Required task
Across the listing below, count the lines that mention the string "true". Reply with the figure only.

Listed records

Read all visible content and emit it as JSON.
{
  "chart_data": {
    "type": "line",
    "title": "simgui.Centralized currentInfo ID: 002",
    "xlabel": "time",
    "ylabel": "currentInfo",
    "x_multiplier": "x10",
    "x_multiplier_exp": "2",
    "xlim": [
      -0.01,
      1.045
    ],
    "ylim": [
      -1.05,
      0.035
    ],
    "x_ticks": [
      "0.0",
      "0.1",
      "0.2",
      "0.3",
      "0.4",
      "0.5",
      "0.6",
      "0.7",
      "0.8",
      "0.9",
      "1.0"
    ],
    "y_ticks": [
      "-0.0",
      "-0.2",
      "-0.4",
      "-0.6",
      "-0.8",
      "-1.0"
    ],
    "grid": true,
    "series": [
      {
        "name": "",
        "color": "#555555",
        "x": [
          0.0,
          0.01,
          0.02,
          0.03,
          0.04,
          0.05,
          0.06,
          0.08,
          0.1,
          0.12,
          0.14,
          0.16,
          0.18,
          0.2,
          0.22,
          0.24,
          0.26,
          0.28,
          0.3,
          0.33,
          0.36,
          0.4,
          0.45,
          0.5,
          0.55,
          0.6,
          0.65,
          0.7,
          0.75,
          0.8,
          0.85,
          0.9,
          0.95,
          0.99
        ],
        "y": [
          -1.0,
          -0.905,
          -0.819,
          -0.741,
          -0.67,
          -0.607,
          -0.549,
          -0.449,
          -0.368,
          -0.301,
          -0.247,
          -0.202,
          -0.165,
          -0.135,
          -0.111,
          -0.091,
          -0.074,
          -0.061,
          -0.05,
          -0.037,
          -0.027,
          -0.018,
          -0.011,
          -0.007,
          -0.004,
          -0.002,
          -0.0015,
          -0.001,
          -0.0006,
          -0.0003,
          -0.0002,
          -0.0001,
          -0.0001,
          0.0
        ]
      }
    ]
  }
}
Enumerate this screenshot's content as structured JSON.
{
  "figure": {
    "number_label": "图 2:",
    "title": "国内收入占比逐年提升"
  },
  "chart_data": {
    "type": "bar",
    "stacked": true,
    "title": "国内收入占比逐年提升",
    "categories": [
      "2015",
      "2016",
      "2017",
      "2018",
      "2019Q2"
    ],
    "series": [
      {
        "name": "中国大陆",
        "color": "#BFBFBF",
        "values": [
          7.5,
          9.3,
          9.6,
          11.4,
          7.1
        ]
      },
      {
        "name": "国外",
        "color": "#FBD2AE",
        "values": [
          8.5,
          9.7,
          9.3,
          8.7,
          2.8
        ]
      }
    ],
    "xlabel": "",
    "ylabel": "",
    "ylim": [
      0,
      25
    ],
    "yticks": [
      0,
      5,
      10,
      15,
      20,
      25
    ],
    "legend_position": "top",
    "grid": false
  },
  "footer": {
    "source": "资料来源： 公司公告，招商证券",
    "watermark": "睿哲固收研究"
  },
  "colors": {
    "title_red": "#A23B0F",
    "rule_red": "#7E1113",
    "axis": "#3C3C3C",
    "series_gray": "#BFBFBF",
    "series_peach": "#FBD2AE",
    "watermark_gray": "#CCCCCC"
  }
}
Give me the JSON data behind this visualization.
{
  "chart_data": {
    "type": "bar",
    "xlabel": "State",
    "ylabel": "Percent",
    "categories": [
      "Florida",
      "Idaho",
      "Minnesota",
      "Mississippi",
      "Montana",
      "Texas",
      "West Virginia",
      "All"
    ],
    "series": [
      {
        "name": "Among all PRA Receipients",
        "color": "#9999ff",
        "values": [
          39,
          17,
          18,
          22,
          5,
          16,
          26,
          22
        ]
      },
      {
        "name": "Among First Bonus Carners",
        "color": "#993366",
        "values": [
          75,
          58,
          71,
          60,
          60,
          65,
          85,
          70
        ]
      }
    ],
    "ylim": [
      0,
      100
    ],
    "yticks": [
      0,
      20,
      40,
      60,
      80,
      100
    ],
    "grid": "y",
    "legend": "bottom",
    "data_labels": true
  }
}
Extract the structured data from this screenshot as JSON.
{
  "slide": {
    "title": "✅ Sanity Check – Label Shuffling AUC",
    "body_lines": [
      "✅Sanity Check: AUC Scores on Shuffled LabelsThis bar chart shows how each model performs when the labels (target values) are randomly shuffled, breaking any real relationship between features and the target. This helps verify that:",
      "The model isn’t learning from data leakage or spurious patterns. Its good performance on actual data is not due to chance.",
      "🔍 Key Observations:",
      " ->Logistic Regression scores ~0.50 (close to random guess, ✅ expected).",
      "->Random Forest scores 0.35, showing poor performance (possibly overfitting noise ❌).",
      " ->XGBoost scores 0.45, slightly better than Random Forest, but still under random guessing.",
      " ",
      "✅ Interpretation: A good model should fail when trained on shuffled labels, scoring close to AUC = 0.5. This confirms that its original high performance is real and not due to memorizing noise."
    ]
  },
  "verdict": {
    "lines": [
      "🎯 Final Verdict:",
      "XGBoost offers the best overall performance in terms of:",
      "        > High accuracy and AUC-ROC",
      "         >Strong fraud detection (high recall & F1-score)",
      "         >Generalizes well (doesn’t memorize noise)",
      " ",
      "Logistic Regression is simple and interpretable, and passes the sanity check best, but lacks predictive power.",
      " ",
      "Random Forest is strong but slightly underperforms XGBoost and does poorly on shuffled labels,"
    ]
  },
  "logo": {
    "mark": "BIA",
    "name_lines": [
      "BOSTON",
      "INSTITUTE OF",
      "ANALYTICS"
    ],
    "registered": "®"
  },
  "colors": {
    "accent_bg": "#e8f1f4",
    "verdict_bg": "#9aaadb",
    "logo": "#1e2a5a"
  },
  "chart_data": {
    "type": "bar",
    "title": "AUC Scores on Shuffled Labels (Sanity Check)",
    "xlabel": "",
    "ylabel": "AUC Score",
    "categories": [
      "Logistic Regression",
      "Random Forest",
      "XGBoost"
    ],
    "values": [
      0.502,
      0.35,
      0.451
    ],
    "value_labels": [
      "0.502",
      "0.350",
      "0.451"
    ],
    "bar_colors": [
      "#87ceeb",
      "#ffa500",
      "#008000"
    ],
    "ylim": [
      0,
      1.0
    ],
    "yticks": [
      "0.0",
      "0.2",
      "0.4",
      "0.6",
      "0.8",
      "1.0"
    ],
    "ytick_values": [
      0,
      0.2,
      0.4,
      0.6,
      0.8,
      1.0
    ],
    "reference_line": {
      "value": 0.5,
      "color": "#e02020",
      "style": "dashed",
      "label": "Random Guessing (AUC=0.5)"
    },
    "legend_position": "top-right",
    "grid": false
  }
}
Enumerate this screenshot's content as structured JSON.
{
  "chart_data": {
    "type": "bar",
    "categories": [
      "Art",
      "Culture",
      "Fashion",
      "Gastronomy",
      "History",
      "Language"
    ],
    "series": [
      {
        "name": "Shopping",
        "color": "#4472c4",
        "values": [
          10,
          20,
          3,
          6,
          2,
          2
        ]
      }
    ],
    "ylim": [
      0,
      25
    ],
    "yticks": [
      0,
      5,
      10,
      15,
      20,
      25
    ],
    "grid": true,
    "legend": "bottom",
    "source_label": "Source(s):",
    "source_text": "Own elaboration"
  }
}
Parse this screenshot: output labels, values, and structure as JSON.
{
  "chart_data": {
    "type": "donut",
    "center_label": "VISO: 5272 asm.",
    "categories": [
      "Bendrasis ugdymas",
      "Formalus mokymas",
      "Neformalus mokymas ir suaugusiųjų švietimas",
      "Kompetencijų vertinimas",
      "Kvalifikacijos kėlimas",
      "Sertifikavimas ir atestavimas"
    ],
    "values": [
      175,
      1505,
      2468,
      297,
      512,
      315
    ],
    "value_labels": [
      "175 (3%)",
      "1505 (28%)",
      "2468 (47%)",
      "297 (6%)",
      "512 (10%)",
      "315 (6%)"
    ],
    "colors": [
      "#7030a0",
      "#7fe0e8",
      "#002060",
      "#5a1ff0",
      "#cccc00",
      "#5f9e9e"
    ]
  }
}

Solution to this exercise
4